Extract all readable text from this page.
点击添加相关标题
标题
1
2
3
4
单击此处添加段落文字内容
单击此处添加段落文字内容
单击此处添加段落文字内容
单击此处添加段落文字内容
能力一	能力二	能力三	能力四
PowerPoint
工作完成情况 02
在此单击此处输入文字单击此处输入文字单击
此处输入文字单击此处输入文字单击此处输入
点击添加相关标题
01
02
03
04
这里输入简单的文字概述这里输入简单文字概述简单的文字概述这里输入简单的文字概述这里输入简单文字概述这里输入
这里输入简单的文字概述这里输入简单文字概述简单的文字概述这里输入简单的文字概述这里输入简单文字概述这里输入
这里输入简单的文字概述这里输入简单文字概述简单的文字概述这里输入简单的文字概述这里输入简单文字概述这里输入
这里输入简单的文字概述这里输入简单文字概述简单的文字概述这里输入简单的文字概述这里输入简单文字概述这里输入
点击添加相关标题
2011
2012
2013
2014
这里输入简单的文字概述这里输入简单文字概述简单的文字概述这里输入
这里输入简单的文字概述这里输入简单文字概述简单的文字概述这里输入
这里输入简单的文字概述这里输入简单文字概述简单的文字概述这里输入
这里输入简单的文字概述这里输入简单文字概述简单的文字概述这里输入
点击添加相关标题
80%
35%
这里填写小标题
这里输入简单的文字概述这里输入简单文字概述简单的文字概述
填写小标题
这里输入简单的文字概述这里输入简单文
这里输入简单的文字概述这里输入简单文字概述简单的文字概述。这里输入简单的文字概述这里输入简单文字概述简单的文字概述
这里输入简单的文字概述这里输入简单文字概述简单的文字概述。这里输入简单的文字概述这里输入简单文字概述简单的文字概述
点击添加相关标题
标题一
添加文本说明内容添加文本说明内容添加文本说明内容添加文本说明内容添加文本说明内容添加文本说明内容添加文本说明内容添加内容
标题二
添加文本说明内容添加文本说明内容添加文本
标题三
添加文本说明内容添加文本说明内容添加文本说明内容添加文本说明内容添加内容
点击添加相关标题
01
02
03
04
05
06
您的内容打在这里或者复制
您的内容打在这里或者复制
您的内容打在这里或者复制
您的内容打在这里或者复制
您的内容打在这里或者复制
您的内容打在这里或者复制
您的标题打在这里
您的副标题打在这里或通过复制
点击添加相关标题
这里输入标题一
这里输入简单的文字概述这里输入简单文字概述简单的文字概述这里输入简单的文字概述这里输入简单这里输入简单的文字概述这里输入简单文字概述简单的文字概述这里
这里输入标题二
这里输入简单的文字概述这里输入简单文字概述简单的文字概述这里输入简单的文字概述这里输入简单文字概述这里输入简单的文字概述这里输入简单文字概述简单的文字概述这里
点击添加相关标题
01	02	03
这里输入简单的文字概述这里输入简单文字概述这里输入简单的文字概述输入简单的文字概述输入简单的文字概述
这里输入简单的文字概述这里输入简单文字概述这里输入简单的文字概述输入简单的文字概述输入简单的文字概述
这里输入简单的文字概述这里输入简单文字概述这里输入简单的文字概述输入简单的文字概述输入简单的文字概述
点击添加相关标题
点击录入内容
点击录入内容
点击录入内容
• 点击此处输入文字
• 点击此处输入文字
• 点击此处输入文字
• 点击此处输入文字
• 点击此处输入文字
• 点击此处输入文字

Job> Quote the listing in full, please, keeping every line exact.

Reply>
Extract all readable text from this page.
点击添加相关标题
标题
1
2
3
4
单击此处添加段落文字内容
单击此处添加段落文字内容
单击此处添加段落文字内容
单击此处添加段落文字内容
能力一	能力二	能力三	能力四
PowerPoint
工作完成情况 02
在此单击此处输入文字单击此处输入文字单击
此处输入文字单击此处输入文字单击此处输入
点击添加相关标题
01
02
03
04
这里输入简单的文字概述这里输入简单文字概述简单的文字概述这里输入简单的文字概述这里输入简单文字概述这里输入
这里输入简单的文字概述这里输入简单文字概述简单的文字概述这里输入简单的文字概述这里输入简单文字概述这里输入
这里输入简单的文字概述这里输入简单文字概述简单的文字概述这里输入简单的文字概述这里输入简单文字概述这里输入
这里输入简单的文字概述这里输入简单文字概述简单的文字概述这里输入简单的文字概述这里输入简单文字概述这里输入
点击添加相关标题
2011
2012
2013
2014
这里输入简单的文字概述这里输入简单文字概述简单的文字概述这里输入
这里输入简单的文字概述这里输入简单文字概述简单的文字概述这里输入
这里输入简单的文字概述这里输入简单文字概述简单的文字概述这里输入
这里输入简单的文字概述这里输入简单文字概述简单的文字概述这里输入
点击添加相关标题
80%
35%
这里填写小标题
这里输入简单的文字概述这里输入简单文字概述简单的文字概述
填写小标题
这里输入简单的文字概述这里输入简单文
这里输入简单的文字概述这里输入简单文字概述简单的文字概述。这里输入简单的文字概述这里输入简单文字概述简单的文字概述
这里输入简单的文字概述这里输入简单文字概述简单的文字概述。这里输入简单的文字概述这里输入简单文字概述简单的文字概述
点击添加相关标题
标题一
添加文本说明内容添加文本说明内容添加文本说明内容添加文本说明内容添加文本说明内容添加文本说明内容添加文本说明内容添加内容
标题二
添加文本说明内容添加文本说明内容添加文本
标题三
添加文本说明内容添加文本说明内容添加文本说明内容添加文本说明内容添加内容
点击添加相关标题
01
02
03
04
05
06
您的内容打在这里或者复制
您的内容打在这里或者复制
您的内容打在这里或者复制
您的内容打在这里或者复制
您的内容打在这里或者复制
您的内容打在这里或者复制
您的标题打在这里
您的副标题打在这里或通过复制
点击添加相关标题
这里输入标题一
这里输入简单的文字概述这里输入简单文字概述简单的文字概述这里输入简单的文字概述这里输入简单这里输入简单的文字概述这里输入简单文字概述简单的文字概述这里
这里输入标题二
这里输入简单的文字概述这里输入简单文字概述简单的文字概述这里输入简单的文字概述这里输入简单文字概述这里输入简单的文字概述这里输入简单文字概述简单的文字概述这里
点击添加相关标题
01	02	03
这里输入简单的文字概述这里输入简单文字概述这里输入简单的文字概述输入简单的文字概述输入简单的文字概述
这里输入简单的文字概述这里输入简单文字概述这里输入简单的文字概述输入简单的文字概述输入简单的文字概述
这里输入简单的文字概述这里输入简单文字概述这里输入简单的文字概述输入简单的文字概述输入简单的文字概述
点击添加相关标题
点击录入内容
点击录入内容
点击录入内容
• 点击此处输入文字
• 点击此处输入文字
• 点击此处输入文字
• 点击此处输入文字
• 点击此处输入文字
• 点击此处输入文字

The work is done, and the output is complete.